[begin Exercise data]

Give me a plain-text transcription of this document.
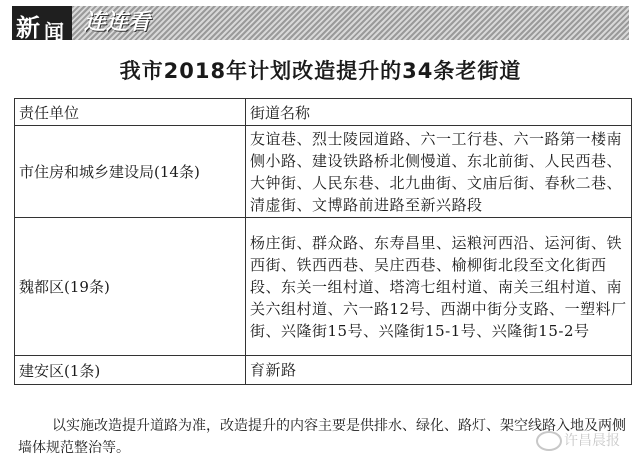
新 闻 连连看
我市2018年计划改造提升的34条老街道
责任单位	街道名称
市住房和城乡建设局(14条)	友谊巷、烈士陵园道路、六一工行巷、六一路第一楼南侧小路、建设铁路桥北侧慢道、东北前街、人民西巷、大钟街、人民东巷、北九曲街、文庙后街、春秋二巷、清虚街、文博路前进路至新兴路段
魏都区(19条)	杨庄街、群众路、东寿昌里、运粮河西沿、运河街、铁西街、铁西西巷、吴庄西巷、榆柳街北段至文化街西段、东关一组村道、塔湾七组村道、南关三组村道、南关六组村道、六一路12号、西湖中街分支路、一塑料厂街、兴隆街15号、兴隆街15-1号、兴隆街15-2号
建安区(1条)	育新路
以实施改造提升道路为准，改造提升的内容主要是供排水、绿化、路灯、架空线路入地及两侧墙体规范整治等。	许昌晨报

[end Exercise data]
[begin Exercise data]

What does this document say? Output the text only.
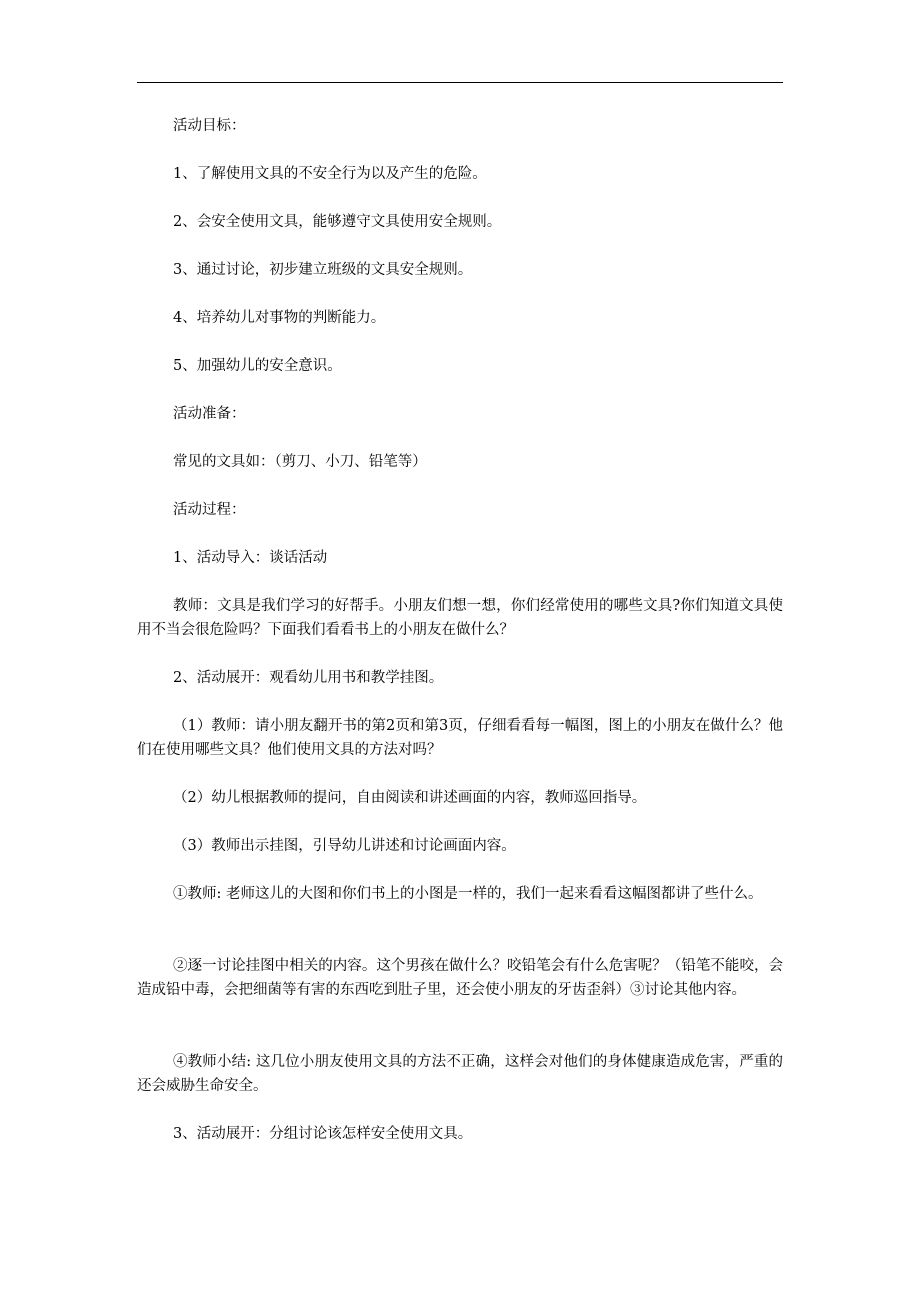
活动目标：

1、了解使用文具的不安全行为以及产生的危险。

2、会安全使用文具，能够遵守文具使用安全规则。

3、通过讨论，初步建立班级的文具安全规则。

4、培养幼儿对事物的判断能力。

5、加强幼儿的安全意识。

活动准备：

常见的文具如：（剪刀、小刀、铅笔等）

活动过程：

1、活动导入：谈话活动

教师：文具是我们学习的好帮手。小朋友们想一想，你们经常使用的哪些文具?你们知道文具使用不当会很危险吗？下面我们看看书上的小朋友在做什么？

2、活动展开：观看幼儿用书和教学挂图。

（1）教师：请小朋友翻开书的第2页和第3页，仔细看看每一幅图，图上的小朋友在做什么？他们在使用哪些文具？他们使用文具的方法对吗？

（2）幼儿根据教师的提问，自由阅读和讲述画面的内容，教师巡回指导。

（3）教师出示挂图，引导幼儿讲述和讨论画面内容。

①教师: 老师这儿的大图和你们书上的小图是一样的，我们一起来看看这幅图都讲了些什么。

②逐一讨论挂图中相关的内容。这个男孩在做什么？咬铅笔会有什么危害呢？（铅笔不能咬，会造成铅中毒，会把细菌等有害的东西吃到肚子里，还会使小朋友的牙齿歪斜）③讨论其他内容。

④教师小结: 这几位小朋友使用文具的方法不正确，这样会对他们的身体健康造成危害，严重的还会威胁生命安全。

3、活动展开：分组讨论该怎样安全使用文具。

[end Exercise data]
[begin Exercise data]

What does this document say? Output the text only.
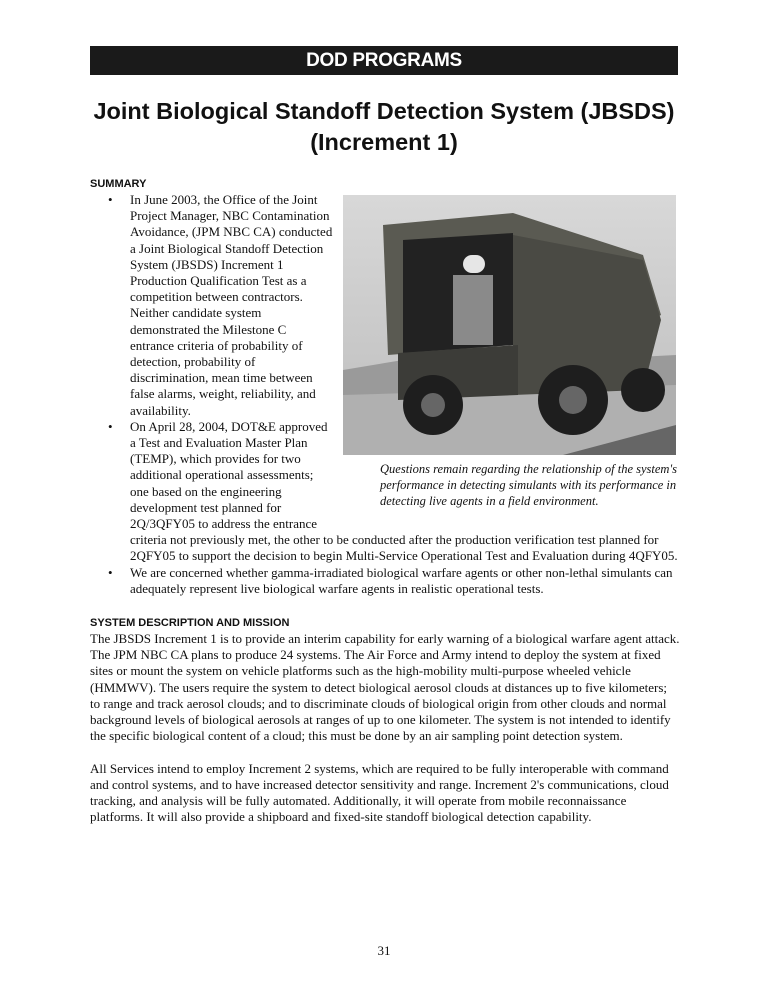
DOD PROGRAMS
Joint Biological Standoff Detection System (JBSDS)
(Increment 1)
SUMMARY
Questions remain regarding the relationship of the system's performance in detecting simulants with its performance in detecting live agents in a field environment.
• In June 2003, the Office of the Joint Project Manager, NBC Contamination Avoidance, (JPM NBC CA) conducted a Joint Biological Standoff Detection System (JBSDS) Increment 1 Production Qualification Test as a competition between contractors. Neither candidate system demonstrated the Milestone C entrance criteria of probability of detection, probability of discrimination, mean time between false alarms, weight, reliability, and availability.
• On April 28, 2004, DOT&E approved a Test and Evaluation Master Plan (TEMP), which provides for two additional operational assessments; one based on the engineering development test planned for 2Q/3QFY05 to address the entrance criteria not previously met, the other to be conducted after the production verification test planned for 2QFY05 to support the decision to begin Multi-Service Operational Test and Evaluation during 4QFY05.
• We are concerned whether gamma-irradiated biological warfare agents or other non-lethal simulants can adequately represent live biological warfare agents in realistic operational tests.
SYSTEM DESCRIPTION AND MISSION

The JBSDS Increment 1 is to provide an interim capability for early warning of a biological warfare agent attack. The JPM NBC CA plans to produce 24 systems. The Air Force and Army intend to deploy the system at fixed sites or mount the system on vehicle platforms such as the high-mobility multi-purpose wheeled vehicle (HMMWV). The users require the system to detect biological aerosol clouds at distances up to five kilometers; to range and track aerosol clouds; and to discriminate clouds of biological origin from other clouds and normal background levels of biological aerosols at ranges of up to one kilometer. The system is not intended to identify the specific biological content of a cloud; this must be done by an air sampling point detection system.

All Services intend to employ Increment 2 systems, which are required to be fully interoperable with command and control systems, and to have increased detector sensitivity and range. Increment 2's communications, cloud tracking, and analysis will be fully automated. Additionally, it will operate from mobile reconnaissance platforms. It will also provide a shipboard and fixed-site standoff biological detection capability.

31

[end Exercise data]

◆ **Problem to work on**
Which lines hold the word "活动展开"? Copy all of them.

◆ **Exercise output**
2、活动展开：观看幼儿用书和教学挂图。
3、活动展开：分组讨论该怎样安全使用文具。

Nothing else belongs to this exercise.